**Task to carry out**
Reproduce only the lines that run from the line with "Enumerate this screenshot's" to the last line of the material, both ends included, exactly as they appear.
..............................
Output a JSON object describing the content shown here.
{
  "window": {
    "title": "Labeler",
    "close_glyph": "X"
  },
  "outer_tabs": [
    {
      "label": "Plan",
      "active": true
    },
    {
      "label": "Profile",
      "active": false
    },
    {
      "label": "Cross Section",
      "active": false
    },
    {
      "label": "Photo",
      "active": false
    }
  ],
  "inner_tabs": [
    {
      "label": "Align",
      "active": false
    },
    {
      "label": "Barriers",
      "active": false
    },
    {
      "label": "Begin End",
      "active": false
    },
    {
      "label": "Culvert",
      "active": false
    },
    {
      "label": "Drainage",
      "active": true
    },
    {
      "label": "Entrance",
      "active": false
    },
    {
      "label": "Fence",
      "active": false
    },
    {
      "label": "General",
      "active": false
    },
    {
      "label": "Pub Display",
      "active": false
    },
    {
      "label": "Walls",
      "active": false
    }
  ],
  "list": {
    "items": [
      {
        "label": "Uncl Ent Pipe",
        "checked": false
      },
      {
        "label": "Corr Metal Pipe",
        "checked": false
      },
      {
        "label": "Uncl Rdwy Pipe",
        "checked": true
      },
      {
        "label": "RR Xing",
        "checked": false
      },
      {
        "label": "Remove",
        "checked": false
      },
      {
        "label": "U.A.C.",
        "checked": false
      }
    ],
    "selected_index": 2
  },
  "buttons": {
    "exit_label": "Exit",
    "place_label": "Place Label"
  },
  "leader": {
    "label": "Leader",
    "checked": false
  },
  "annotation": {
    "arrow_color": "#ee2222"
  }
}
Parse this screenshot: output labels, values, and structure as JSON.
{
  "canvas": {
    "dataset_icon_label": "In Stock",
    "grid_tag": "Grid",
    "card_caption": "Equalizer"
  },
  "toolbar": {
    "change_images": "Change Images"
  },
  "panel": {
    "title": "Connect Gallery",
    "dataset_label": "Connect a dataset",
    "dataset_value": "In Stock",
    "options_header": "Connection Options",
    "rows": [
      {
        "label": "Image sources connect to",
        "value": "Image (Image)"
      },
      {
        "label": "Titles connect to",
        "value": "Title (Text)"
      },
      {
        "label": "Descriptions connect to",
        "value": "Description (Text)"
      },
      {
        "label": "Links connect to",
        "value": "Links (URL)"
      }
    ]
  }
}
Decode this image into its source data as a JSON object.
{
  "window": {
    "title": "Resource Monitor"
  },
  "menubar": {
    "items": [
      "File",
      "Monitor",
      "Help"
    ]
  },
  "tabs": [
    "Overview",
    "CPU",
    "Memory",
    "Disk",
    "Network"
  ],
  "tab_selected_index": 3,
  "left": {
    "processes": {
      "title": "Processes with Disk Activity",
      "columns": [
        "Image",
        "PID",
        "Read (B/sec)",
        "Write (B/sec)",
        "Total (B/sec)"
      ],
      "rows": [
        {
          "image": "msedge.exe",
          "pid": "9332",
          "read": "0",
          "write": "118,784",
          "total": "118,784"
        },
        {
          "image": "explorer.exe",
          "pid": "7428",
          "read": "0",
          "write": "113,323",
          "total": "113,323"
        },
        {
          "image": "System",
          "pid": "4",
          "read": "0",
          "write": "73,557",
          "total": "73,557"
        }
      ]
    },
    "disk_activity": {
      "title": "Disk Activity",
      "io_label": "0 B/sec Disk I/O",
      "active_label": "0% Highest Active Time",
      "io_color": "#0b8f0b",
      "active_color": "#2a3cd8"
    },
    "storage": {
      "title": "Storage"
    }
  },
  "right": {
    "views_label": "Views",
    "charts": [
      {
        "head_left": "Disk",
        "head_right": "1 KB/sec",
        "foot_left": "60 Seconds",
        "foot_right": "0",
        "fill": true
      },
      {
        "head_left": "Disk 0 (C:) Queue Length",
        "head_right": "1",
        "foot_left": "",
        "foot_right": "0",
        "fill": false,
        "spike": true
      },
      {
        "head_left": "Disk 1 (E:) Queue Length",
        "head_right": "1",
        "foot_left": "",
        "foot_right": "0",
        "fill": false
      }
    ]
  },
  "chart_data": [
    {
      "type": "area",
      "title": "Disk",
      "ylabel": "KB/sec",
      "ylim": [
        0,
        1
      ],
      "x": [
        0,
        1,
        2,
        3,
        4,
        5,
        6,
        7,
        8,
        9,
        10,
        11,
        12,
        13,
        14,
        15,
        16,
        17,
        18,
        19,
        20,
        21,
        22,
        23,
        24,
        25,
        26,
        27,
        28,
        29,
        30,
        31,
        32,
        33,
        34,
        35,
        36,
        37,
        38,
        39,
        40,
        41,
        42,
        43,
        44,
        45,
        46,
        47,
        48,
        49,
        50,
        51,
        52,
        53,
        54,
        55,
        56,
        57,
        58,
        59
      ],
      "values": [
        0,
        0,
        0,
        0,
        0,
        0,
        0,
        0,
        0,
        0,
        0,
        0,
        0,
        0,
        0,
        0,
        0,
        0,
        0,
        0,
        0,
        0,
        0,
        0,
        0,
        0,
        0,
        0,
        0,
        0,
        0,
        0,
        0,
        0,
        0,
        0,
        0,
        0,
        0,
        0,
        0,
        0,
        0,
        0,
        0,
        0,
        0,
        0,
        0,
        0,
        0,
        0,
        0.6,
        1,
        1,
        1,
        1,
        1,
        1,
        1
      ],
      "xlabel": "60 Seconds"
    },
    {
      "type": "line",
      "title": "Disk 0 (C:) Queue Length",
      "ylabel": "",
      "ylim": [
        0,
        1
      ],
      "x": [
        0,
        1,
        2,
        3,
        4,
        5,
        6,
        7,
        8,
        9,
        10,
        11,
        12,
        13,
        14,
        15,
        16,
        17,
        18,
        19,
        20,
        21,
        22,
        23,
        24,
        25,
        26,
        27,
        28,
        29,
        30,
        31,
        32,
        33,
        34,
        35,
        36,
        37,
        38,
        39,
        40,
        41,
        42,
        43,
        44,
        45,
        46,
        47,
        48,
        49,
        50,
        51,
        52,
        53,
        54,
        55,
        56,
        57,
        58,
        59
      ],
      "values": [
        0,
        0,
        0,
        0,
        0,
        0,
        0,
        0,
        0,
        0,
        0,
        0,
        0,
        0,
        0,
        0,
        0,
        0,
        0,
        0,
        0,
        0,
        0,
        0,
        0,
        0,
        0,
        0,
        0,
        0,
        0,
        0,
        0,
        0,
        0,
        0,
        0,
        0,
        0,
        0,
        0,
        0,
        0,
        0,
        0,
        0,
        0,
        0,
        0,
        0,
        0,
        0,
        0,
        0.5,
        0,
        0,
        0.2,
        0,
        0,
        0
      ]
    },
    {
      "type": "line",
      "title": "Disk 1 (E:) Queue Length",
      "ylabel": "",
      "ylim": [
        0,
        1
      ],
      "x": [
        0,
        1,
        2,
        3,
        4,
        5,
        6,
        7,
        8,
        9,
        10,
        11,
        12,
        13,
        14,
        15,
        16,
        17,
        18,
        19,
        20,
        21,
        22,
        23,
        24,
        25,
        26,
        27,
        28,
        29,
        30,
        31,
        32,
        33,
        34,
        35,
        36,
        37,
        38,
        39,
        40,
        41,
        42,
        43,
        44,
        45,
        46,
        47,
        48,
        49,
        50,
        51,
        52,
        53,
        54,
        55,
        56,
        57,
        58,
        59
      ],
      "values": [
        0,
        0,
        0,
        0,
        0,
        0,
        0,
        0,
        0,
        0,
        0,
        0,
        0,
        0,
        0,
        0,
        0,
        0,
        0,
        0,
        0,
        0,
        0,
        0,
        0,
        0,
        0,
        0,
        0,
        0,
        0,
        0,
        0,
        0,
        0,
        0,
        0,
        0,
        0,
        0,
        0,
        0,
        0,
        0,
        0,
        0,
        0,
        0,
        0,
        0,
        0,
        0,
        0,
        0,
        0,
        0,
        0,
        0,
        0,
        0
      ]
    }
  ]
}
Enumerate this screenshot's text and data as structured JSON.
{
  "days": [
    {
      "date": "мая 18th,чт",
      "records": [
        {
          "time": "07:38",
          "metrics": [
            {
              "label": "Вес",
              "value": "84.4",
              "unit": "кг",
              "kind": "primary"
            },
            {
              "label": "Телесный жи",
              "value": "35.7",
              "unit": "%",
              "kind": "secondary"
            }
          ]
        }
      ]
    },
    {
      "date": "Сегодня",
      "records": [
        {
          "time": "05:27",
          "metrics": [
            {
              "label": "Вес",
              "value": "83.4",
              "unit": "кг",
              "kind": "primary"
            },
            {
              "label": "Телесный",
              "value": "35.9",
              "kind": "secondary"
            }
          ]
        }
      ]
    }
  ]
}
..............................
**Answer to the problem**
Enumerate this screenshot's text and data as structured JSON.
{
  "days": [
    {
      "date": "мая 18th,чт",
      "records": [
        {
          "time": "07:38",
          "metrics": [
            {
              "label": "Вес",
              "value": "84.4",
              "unit": "кг",
              "kind": "primary"
            },
            {
              "label": "Телесный жи",
              "value": "35.7",
              "unit": "%",
              "kind": "secondary"
            }
          ]
        }
      ]
    },
    {
      "date": "Сегодня",
      "records": [
        {
          "time": "05:27",
          "metrics": [
            {
              "label": "Вес",
              "value": "83.4",
              "unit": "кг",
              "kind": "primary"
            },
            {
              "label": "Телесный",
              "value": "35.9",
              "kind": "secondary"
            }
          ]
        }
      ]
    }
  ]
}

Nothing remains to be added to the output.